→ **Stated problem**
For each line of the data below that holds "mention", copy the line.
** Start of Data extract **
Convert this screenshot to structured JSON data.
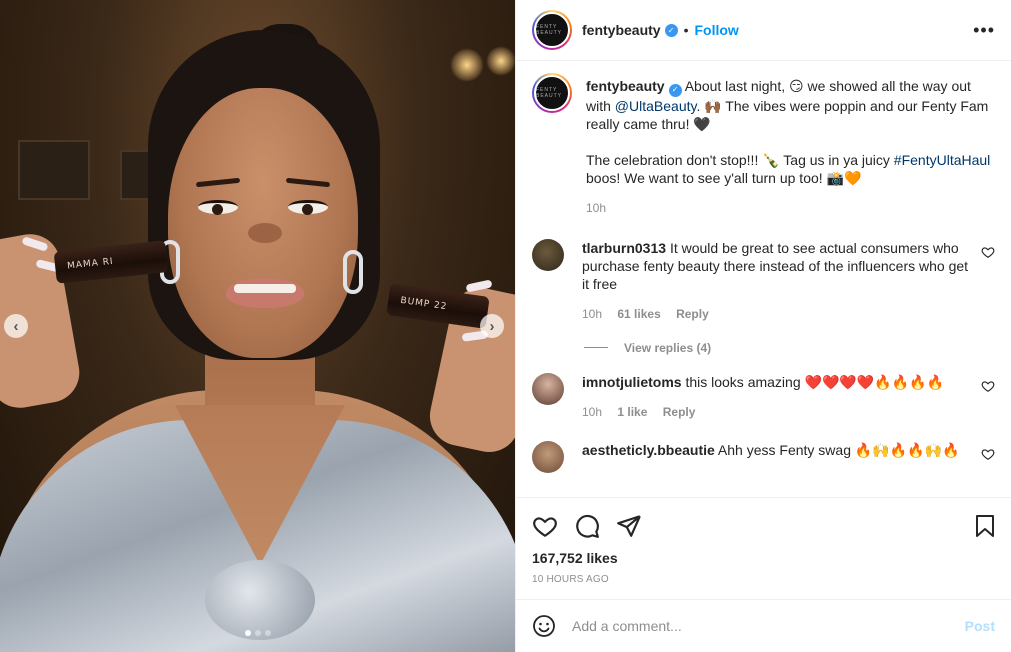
{
  "post": {
    "username": "fentybeauty",
    "follow_label": "Follow",
    "more_label": "•••",
    "avatar_text": "FENTY BEAUTY",
    "media": {
      "tube_left_label": "MAMA RI",
      "tube_right_label": "BUMP 22",
      "prev_arrow": "‹",
      "next_arrow": "›"
    }
  },
  "caption": {
    "username": "fentybeauty",
    "text_1": "About last night, 😏 we showed all the way out with ",
    "mention": "@UltaBeauty",
    "text_2": ". 🙌🏾 The vibes were poppin and our Fenty Fam really came thru! 🖤",
    "text_3": "The celebration don't stop!!! 🍾 Tag us in ya juicy ",
    "hashtag": "#FentyUltaHaul",
    "text_4": " boos! We want to see y'all turn up too! 📸🧡",
    "time": "10h"
  },
  "comments": [
    {
      "username": "tlarburn0313",
      "text": "It would be great to see actual consumers who purchase fenty beauty there instead of the influencers who get it free",
      "time": "10h",
      "likes": "61 likes",
      "reply": "Reply",
      "view_replies": "View replies (4)"
    },
    {
      "username": "imnotjulietoms",
      "text": "this looks amazing ❤️❤️❤️❤️🔥🔥🔥🔥",
      "time": "10h",
      "likes": "1 like",
      "reply": "Reply"
    },
    {
      "username": "aestheticly.bbeautie",
      "text": "Ahh yess Fenty swag 🔥🙌🔥🔥🙌🔥"
    }
  ],
  "stats": {
    "likes": "167,752 likes",
    "posted": "10 HOURS AGO"
  },
  "composer": {
    "placeholder": "Add a comment...",
    "post_label": "Post"
  },
  "icons": {
    "like": "heart-icon",
    "comment": "comment-icon",
    "share": "paper-plane-icon",
    "save": "bookmark-icon",
    "emoji": "smiley-icon",
    "verified": "verified-badge-icon"
  },
  "colors": {
    "link": "#0095f6",
    "mention": "#00376b",
    "muted": "#8e8e8e",
    "post_disabled": "#b2dffc"
  }
}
** End of Data extract **
→ **Result**
    "mention": "@UltaBeauty",
    "mention": "#00376b",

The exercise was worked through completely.